### DIRECTION
Copy out each line below that has the word "Ecuyer" in it.

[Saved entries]
+++++

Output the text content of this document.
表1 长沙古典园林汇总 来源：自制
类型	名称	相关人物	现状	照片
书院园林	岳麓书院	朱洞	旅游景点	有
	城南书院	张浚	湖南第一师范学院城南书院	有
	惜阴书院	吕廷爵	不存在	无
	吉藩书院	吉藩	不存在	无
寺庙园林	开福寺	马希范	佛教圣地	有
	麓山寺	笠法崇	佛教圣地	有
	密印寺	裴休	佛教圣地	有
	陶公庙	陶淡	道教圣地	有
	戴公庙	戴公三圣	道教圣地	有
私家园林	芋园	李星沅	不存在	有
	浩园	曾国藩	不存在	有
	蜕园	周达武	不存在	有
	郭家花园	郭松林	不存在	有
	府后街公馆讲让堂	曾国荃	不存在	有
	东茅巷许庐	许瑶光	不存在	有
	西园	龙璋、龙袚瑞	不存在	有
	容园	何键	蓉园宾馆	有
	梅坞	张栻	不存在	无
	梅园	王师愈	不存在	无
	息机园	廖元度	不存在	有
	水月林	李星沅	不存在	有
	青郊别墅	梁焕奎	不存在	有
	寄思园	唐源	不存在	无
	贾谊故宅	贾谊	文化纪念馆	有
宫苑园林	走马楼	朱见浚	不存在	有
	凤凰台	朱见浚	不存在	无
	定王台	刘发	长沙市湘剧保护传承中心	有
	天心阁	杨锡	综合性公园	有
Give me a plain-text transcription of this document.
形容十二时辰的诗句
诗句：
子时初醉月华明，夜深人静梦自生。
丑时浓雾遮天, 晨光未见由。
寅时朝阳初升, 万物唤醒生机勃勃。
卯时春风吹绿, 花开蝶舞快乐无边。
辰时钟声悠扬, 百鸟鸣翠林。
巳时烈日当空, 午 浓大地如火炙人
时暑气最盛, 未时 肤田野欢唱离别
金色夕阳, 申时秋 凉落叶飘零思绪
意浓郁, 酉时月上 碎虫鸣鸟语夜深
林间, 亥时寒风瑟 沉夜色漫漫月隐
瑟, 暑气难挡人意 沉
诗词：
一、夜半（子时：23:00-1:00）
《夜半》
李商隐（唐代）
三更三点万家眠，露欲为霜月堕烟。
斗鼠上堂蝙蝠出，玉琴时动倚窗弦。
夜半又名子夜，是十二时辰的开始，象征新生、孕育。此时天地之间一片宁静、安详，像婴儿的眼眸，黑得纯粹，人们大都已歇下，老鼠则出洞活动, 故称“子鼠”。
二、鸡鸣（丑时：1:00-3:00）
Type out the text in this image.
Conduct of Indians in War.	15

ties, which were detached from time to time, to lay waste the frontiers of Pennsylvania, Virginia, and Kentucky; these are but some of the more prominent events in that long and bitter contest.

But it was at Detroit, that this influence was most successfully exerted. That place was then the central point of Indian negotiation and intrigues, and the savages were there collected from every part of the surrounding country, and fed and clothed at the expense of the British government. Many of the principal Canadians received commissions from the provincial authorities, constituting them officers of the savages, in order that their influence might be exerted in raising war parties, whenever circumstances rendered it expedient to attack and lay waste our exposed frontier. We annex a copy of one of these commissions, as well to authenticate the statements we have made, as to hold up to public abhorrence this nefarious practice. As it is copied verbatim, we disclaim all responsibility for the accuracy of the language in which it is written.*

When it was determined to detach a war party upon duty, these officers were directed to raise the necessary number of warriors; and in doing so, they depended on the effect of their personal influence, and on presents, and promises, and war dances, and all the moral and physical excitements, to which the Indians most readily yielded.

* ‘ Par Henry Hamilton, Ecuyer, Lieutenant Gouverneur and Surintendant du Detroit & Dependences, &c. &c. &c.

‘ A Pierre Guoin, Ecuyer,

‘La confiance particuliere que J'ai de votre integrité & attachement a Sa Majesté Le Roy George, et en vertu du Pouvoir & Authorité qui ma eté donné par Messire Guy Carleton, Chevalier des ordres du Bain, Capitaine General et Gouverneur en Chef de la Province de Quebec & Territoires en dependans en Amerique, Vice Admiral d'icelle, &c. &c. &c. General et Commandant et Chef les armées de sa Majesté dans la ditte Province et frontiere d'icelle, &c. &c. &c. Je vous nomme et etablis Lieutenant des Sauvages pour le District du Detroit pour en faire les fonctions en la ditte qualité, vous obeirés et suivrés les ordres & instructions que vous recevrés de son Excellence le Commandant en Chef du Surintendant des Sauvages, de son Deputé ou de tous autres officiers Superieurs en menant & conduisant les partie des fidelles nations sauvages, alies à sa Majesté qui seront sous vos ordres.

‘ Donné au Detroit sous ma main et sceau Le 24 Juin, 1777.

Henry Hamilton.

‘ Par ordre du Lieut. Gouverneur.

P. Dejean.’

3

+++++

### RESULT FOR THIS EXERCISE
* ‘ Par Henry Hamilton, Ecuyer, Lieutenant Gouverneur and Surintendant du Detroit & Dependences, &c. &c. &c.
‘ A Pierre Guoin, Ecuyer,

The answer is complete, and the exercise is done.